Problem to solve: Locate the line that contains "Transcribe this image's". Retype it and every line after it to the end of the records, exactly, but not the pictures.

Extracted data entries
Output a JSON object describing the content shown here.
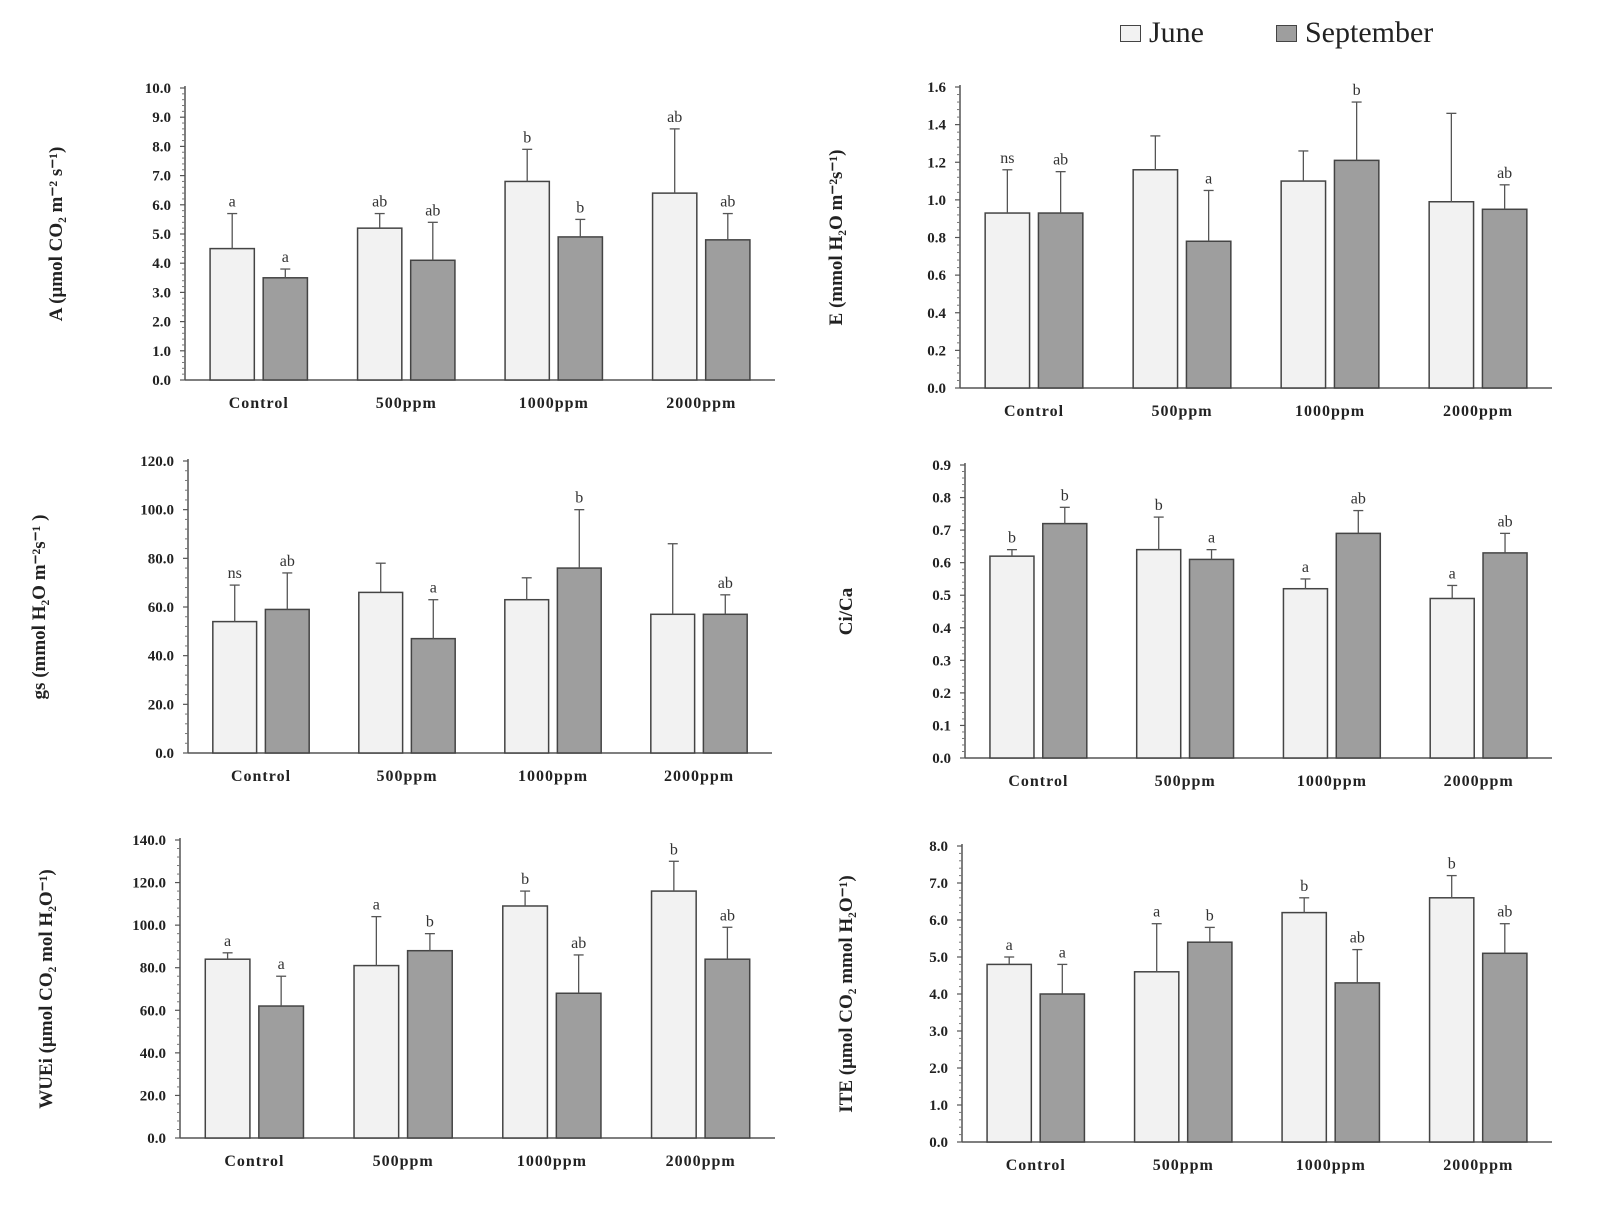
{
  "legend": {
    "series": [
      {
        "name": "June",
        "color": "#f2f2f2"
      },
      {
        "name": "September",
        "color": "#9e9e9e"
      }
    ]
  },
  "chart_data": [
    {
      "type": "bar",
      "ylabel": "A (μmol CO₂ m⁻² s⁻¹)",
      "categories": [
        "Control",
        "500ppm",
        "1000ppm",
        "2000ppm"
      ],
      "ylim": [
        0,
        10
      ],
      "yticks": [
        "0.0",
        "1.0",
        "2.0",
        "3.0",
        "4.0",
        "5.0",
        "6.0",
        "7.0",
        "8.0",
        "9.0",
        "10.0"
      ],
      "series": [
        {
          "name": "June",
          "values": [
            4.5,
            5.2,
            6.8,
            6.4
          ],
          "errors": [
            1.2,
            0.5,
            1.1,
            2.2
          ],
          "sig": [
            "a",
            "ab",
            "b",
            "ab"
          ]
        },
        {
          "name": "September",
          "values": [
            3.5,
            4.1,
            4.9,
            4.8
          ],
          "errors": [
            0.3,
            1.3,
            0.6,
            0.9
          ],
          "sig": [
            "a",
            "ab",
            "b",
            "ab"
          ]
        }
      ]
    },
    {
      "type": "bar",
      "ylabel": "E (mmol H₂O m⁻²s⁻¹)",
      "categories": [
        "Control",
        "500ppm",
        "1000ppm",
        "2000ppm"
      ],
      "ylim": [
        0,
        1.6
      ],
      "yticks": [
        "0.0",
        "0.2",
        "0.4",
        "0.6",
        "0.8",
        "1.0",
        "1.2",
        "1.4",
        "1.6"
      ],
      "series": [
        {
          "name": "June",
          "values": [
            0.93,
            1.16,
            1.1,
            0.99
          ],
          "errors": [
            0.23,
            0.18,
            0.16,
            0.47
          ],
          "sig": [
            "ns",
            "",
            "",
            ""
          ]
        },
        {
          "name": "September",
          "values": [
            0.93,
            0.78,
            1.21,
            0.95
          ],
          "errors": [
            0.22,
            0.27,
            0.31,
            0.13
          ],
          "sig": [
            "ab",
            "a",
            "b",
            "ab"
          ]
        }
      ]
    },
    {
      "type": "bar",
      "ylabel": "gs (mmol H₂O m⁻²s⁻¹ )",
      "categories": [
        "Control",
        "500ppm",
        "1000ppm",
        "2000ppm"
      ],
      "ylim": [
        0,
        120
      ],
      "yticks": [
        "0.0",
        "20.0",
        "40.0",
        "60.0",
        "80.0",
        "100.0",
        "120.0"
      ],
      "series": [
        {
          "name": "June",
          "values": [
            54,
            66,
            63,
            57
          ],
          "errors": [
            15,
            12,
            9,
            29
          ],
          "sig": [
            "ns",
            "",
            "",
            ""
          ]
        },
        {
          "name": "September",
          "values": [
            59,
            47,
            76,
            57
          ],
          "errors": [
            15,
            16,
            24,
            8
          ],
          "sig": [
            "ab",
            "a",
            "b",
            "ab"
          ]
        }
      ]
    },
    {
      "type": "bar",
      "ylabel": "Ci/Ca",
      "categories": [
        "Control",
        "500ppm",
        "1000ppm",
        "2000ppm"
      ],
      "ylim": [
        0,
        0.9
      ],
      "yticks": [
        "0.0",
        "0.1",
        "0.2",
        "0.3",
        "0.4",
        "0.5",
        "0.6",
        "0.7",
        "0.8",
        "0.9"
      ],
      "series": [
        {
          "name": "June",
          "values": [
            0.62,
            0.64,
            0.52,
            0.49
          ],
          "errors": [
            0.02,
            0.1,
            0.03,
            0.04
          ],
          "sig": [
            "b",
            "b",
            "a",
            "a"
          ]
        },
        {
          "name": "September",
          "values": [
            0.72,
            0.61,
            0.69,
            0.63
          ],
          "errors": [
            0.05,
            0.03,
            0.07,
            0.06
          ],
          "sig": [
            "b",
            "a",
            "ab",
            "ab"
          ]
        }
      ]
    },
    {
      "type": "bar",
      "ylabel": "WUEi (μmol CO₂ mol H₂O⁻¹)",
      "categories": [
        "Control",
        "500ppm",
        "1000ppm",
        "2000ppm"
      ],
      "ylim": [
        0,
        140
      ],
      "yticks": [
        "0.0",
        "20.0",
        "40.0",
        "60.0",
        "80.0",
        "100.0",
        "120.0",
        "140.0"
      ],
      "series": [
        {
          "name": "June",
          "values": [
            84,
            81,
            109,
            116
          ],
          "errors": [
            3,
            23,
            7,
            14
          ],
          "sig": [
            "a",
            "a",
            "b",
            "b"
          ]
        },
        {
          "name": "September",
          "values": [
            62,
            88,
            68,
            84
          ],
          "errors": [
            14,
            8,
            18,
            15
          ],
          "sig": [
            "a",
            "b",
            "ab",
            "ab"
          ]
        }
      ]
    },
    {
      "type": "bar",
      "ylabel": "ITE (μmol CO₂ mmol H₂O⁻¹)",
      "categories": [
        "Control",
        "500ppm",
        "1000ppm",
        "2000ppm"
      ],
      "ylim": [
        0,
        8
      ],
      "yticks": [
        "0.0",
        "1.0",
        "2.0",
        "3.0",
        "4.0",
        "5.0",
        "6.0",
        "7.0",
        "8.0"
      ],
      "series": [
        {
          "name": "June",
          "values": [
            4.8,
            4.6,
            6.2,
            6.6
          ],
          "errors": [
            0.2,
            1.3,
            0.4,
            0.6
          ],
          "sig": [
            "a",
            "a",
            "b",
            "b"
          ]
        },
        {
          "name": "September",
          "values": [
            4.0,
            5.4,
            4.3,
            5.1
          ],
          "errors": [
            0.8,
            0.4,
            0.9,
            0.8
          ],
          "sig": [
            "a",
            "b",
            "ab",
            "ab"
          ]
        }
      ]
    }
  ]
}
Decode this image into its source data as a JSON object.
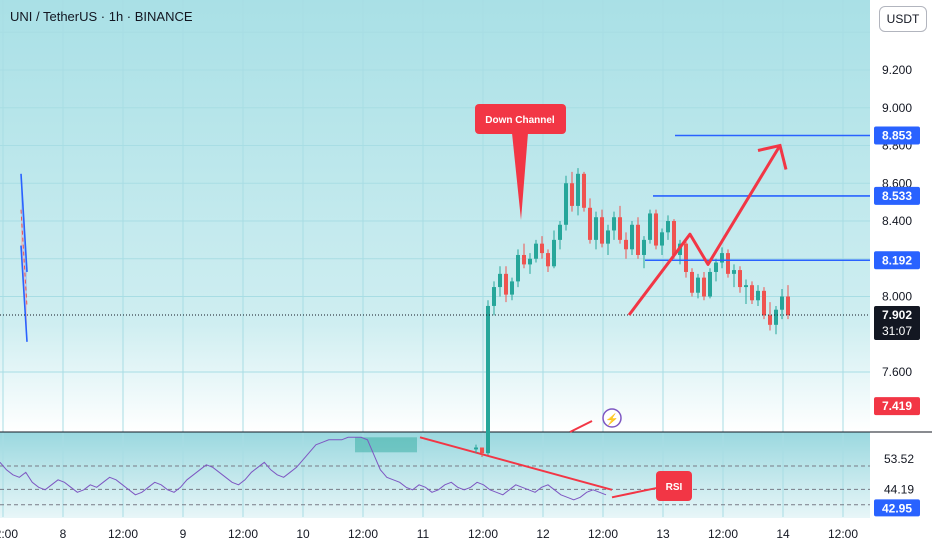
{
  "header": {
    "title": "UNI / TetherUS · 1h · BINANCE"
  },
  "quote_currency": "USDT",
  "colors": {
    "up": "#26a69a",
    "down": "#ef5350",
    "channel_line": "#2962ff",
    "channel_upper_fill": "#90b8f0",
    "channel_lower_fill": "#f0a8b0",
    "target_line": "#2962ff",
    "arrow": "#f23645",
    "rsi_line": "#7e57c2",
    "label_blue": "#2962ff",
    "label_red": "#f23645",
    "label_dark": "#131722",
    "grid": "#a8dde4",
    "background_top": "#a9e0e6",
    "background_bottom": "#ffffff"
  },
  "chart_data": [
    {
      "type": "candlestick",
      "symbol": "UNI / TetherUS",
      "interval": "1h",
      "exchange": "BINANCE",
      "x_ticks": [
        "12:00",
        "8",
        "12:00",
        "9",
        "12:00",
        "10",
        "12:00",
        "11",
        "12:00",
        "12",
        "12:00",
        "13",
        "12:00",
        "14",
        "12:00"
      ],
      "y_ticks": [
        7.6,
        8.0,
        8.2,
        8.4,
        8.6,
        8.8,
        9.0,
        9.2
      ],
      "y_tick_labels": [
        "7.600",
        "8.000",
        "8.200",
        "8.400",
        "8.600",
        "8.800",
        "9.000",
        "9.200"
      ],
      "ylim": [
        7.18,
        9.5
      ],
      "grid": true,
      "candles_o_h_l_c": [
        [
          7.19,
          7.215,
          7.17,
          7.2
        ],
        [
          7.2,
          7.2,
          7.15,
          7.17
        ],
        [
          7.17,
          7.98,
          7.16,
          7.95
        ],
        [
          7.95,
          8.08,
          7.9,
          8.05
        ],
        [
          8.05,
          8.16,
          8.0,
          8.12
        ],
        [
          8.12,
          8.16,
          7.97,
          8.01
        ],
        [
          8.01,
          8.1,
          7.98,
          8.08
        ],
        [
          8.08,
          8.25,
          8.05,
          8.22
        ],
        [
          8.22,
          8.28,
          8.15,
          8.17
        ],
        [
          8.17,
          8.23,
          8.12,
          8.2
        ],
        [
          8.2,
          8.3,
          8.18,
          8.28
        ],
        [
          8.28,
          8.32,
          8.2,
          8.23
        ],
        [
          8.23,
          8.25,
          8.13,
          8.16
        ],
        [
          8.16,
          8.35,
          8.15,
          8.3
        ],
        [
          8.3,
          8.4,
          8.25,
          8.38
        ],
        [
          8.38,
          8.64,
          8.35,
          8.6
        ],
        [
          8.6,
          8.66,
          8.45,
          8.48
        ],
        [
          8.48,
          8.68,
          8.43,
          8.65
        ],
        [
          8.65,
          8.66,
          8.45,
          8.47
        ],
        [
          8.47,
          8.52,
          8.28,
          8.3
        ],
        [
          8.3,
          8.45,
          8.25,
          8.42
        ],
        [
          8.42,
          8.46,
          8.26,
          8.28
        ],
        [
          8.28,
          8.38,
          8.22,
          8.35
        ],
        [
          8.35,
          8.45,
          8.3,
          8.42
        ],
        [
          8.42,
          8.48,
          8.28,
          8.3
        ],
        [
          8.3,
          8.34,
          8.2,
          8.25
        ],
        [
          8.25,
          8.4,
          8.22,
          8.38
        ],
        [
          8.38,
          8.42,
          8.2,
          8.22
        ],
        [
          8.22,
          8.32,
          8.15,
          8.3
        ],
        [
          8.3,
          8.46,
          8.28,
          8.44
        ],
        [
          8.44,
          8.46,
          8.25,
          8.27
        ],
        [
          8.27,
          8.36,
          8.22,
          8.34
        ],
        [
          8.34,
          8.43,
          8.3,
          8.4
        ],
        [
          8.4,
          8.41,
          8.2,
          8.22
        ],
        [
          8.22,
          8.3,
          8.17,
          8.28
        ],
        [
          8.28,
          8.3,
          8.1,
          8.13
        ],
        [
          8.13,
          8.15,
          8.0,
          8.02
        ],
        [
          8.02,
          8.12,
          7.99,
          8.1
        ],
        [
          8.1,
          8.13,
          7.98,
          8.0
        ],
        [
          8.0,
          8.15,
          7.99,
          8.13
        ],
        [
          8.13,
          8.2,
          8.08,
          8.18
        ],
        [
          8.18,
          8.26,
          8.15,
          8.23
        ],
        [
          8.23,
          8.25,
          8.1,
          8.12
        ],
        [
          8.12,
          8.17,
          8.05,
          8.14
        ],
        [
          8.14,
          8.16,
          8.02,
          8.05
        ],
        [
          8.05,
          8.09,
          7.96,
          8.06
        ],
        [
          8.06,
          8.08,
          7.96,
          7.98
        ],
        [
          7.98,
          8.06,
          7.95,
          8.03
        ],
        [
          8.03,
          8.05,
          7.88,
          7.9
        ],
        [
          7.9,
          7.97,
          7.82,
          7.85
        ],
        [
          7.85,
          7.95,
          7.8,
          7.93
        ],
        [
          7.93,
          8.04,
          7.88,
          8.0
        ],
        [
          8.0,
          8.06,
          7.88,
          7.902
        ]
      ],
      "current_price": 7.902,
      "countdown": "31:07",
      "annotations": {
        "down_channel_label": "Down Channel",
        "down_channel": {
          "upper": [
            [
              8.65,
              7.15
            ],
            [
              8.13,
              7.2
            ]
          ],
          "lower": [
            [
              8.27,
              7.15
            ],
            [
              7.76,
              7.2
            ]
          ]
        },
        "target_levels": [
          8.853,
          8.533,
          8.192
        ],
        "projected_path": [
          [
            7.902,
            7.23
          ],
          [
            8.33,
            7.37
          ],
          [
            8.17,
            7.44
          ],
          [
            8.8,
            7.57
          ]
        ],
        "extra_price_label": 7.419
      },
      "price_labels": [
        "8.853",
        "8.533",
        "8.192",
        "7.902",
        "7.419"
      ]
    },
    {
      "type": "line",
      "name": "RSI",
      "y_tick_labels": [
        "53.52",
        "44.19",
        "42.95"
      ],
      "levels": [
        53.52,
        44.19,
        42.95
      ],
      "values": [
        55,
        52,
        50,
        49,
        51,
        47,
        45,
        44,
        46,
        48,
        47,
        45,
        43,
        44,
        46,
        45,
        47,
        49,
        48,
        46,
        44,
        42,
        43,
        45,
        47,
        46,
        44,
        43,
        45,
        48,
        50,
        52,
        54,
        53,
        51,
        49,
        47,
        46,
        48,
        51,
        53,
        55,
        52,
        50,
        49,
        51,
        53,
        56,
        59,
        62,
        63,
        64,
        64,
        64,
        65,
        65,
        65,
        64,
        58,
        52,
        49,
        48,
        47,
        45,
        44,
        46,
        45,
        43,
        44,
        46,
        47,
        45,
        44,
        45,
        47,
        46,
        44,
        43,
        42,
        44,
        46,
        45,
        44,
        43,
        45,
        46,
        44,
        42,
        41,
        40,
        41,
        43,
        44,
        43,
        42
      ]
    }
  ],
  "callouts": {
    "down_channel": "Down Channel",
    "rsi": "RSI"
  }
}
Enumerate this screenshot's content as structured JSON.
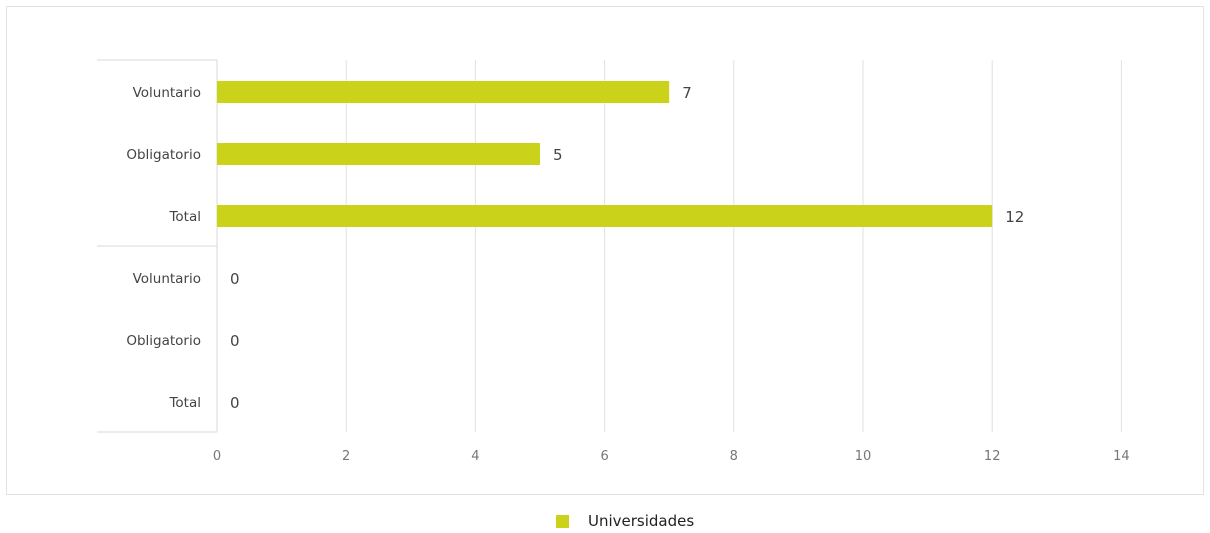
{
  "chart_data": {
    "type": "bar",
    "orientation": "horizontal",
    "categories": [
      "Voluntario",
      "Obligatorio",
      "Total",
      "Voluntario",
      "Obligatorio",
      "Total"
    ],
    "series": [
      {
        "name": "Universidades",
        "values": [
          7,
          5,
          12,
          0,
          0,
          0
        ],
        "color": "#cbd21a"
      }
    ],
    "xlim": [
      0,
      14
    ],
    "x_ticks": [
      "0",
      "2",
      "4",
      "6",
      "8",
      "10",
      "12",
      "14"
    ],
    "grid": "vertical",
    "legend_position": "bottom"
  }
}
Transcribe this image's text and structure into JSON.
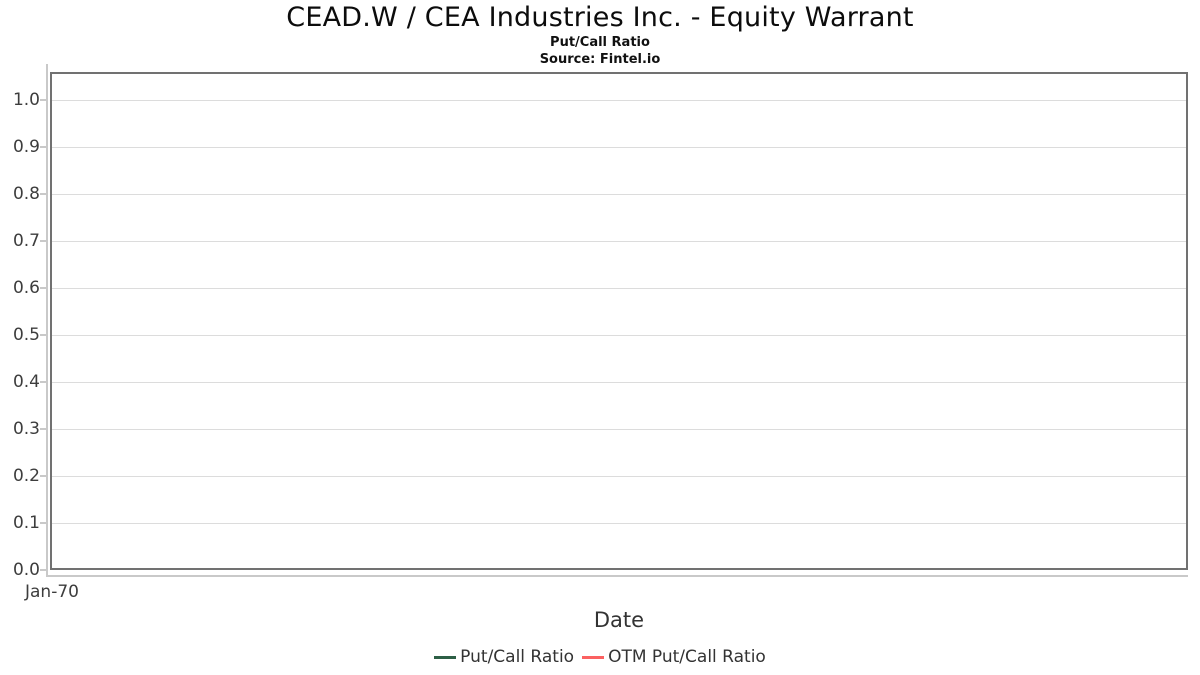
{
  "header": {
    "title": "CEAD.W / CEA Industries Inc. - Equity Warrant",
    "subtitle": "Put/Call Ratio",
    "source": "Source: Fintel.io"
  },
  "chart_data": {
    "type": "line",
    "title": "CEAD.W / CEA Industries Inc. - Equity Warrant",
    "subtitle": "Put/Call Ratio",
    "source_note": "Source: Fintel.io",
    "xlabel": "Date",
    "ylabel": "",
    "ylim": [
      0.0,
      1.0
    ],
    "y_ticks": [
      1.0,
      0.9,
      0.8,
      0.7,
      0.6,
      0.5,
      0.4,
      0.3,
      0.2,
      0.1,
      0.0
    ],
    "y_tick_labels": [
      "1.0",
      "0.9",
      "0.8",
      "0.7",
      "0.6",
      "0.5",
      "0.4",
      "0.3",
      "0.2",
      "0.1",
      "0.0"
    ],
    "x_tick_labels": [
      "Jan-70"
    ],
    "grid": "horizontal",
    "legend_position": "bottom-center",
    "series": [
      {
        "name": "Put/Call Ratio",
        "color": "#2d5f46",
        "x": [],
        "values": []
      },
      {
        "name": "OTM Put/Call Ratio",
        "color": "#fb6161",
        "x": [],
        "values": []
      }
    ]
  },
  "colors": {
    "panel_border": "#717171",
    "gridline": "#dcdcdc",
    "axis_line": "#c9c9c9",
    "tick_text": "#3d3d3d",
    "title_text": "#0c0c0c"
  }
}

Result of the exercise:
Transcribe this image's text and structure into JSON.
{
  "header": {
    "title": "CEAD.W / CEA Industries Inc. - Equity Warrant",
    "subtitle": "Put/Call Ratio",
    "source": "Source: Fintel.io"
  },
  "chart_data": {
    "type": "line",
    "title": "CEAD.W / CEA Industries Inc. - Equity Warrant",
    "subtitle": "Put/Call Ratio",
    "source_note": "Source: Fintel.io",
    "xlabel": "Date",
    "ylabel": "",
    "ylim": [
      0.0,
      1.0
    ],
    "y_ticks": [
      1.0,
      0.9,
      0.8,
      0.7,
      0.6,
      0.5,
      0.4,
      0.3,
      0.2,
      0.1,
      0.0
    ],
    "y_tick_labels": [
      "1.0",
      "0.9",
      "0.8",
      "0.7",
      "0.6",
      "0.5",
      "0.4",
      "0.3",
      "0.2",
      "0.1",
      "0.0"
    ],
    "x_tick_labels": [
      "Jan-70"
    ],
    "grid": "horizontal",
    "legend_position": "bottom-center",
    "series": [
      {
        "name": "Put/Call Ratio",
        "color": "#2d5f46",
        "x": [],
        "values": []
      },
      {
        "name": "OTM Put/Call Ratio",
        "color": "#fb6161",
        "x": [],
        "values": []
      }
    ]
  },
  "colors": {
    "panel_border": "#717171",
    "gridline": "#dcdcdc",
    "axis_line": "#c9c9c9",
    "tick_text": "#3d3d3d",
    "title_text": "#0c0c0c"
  }
}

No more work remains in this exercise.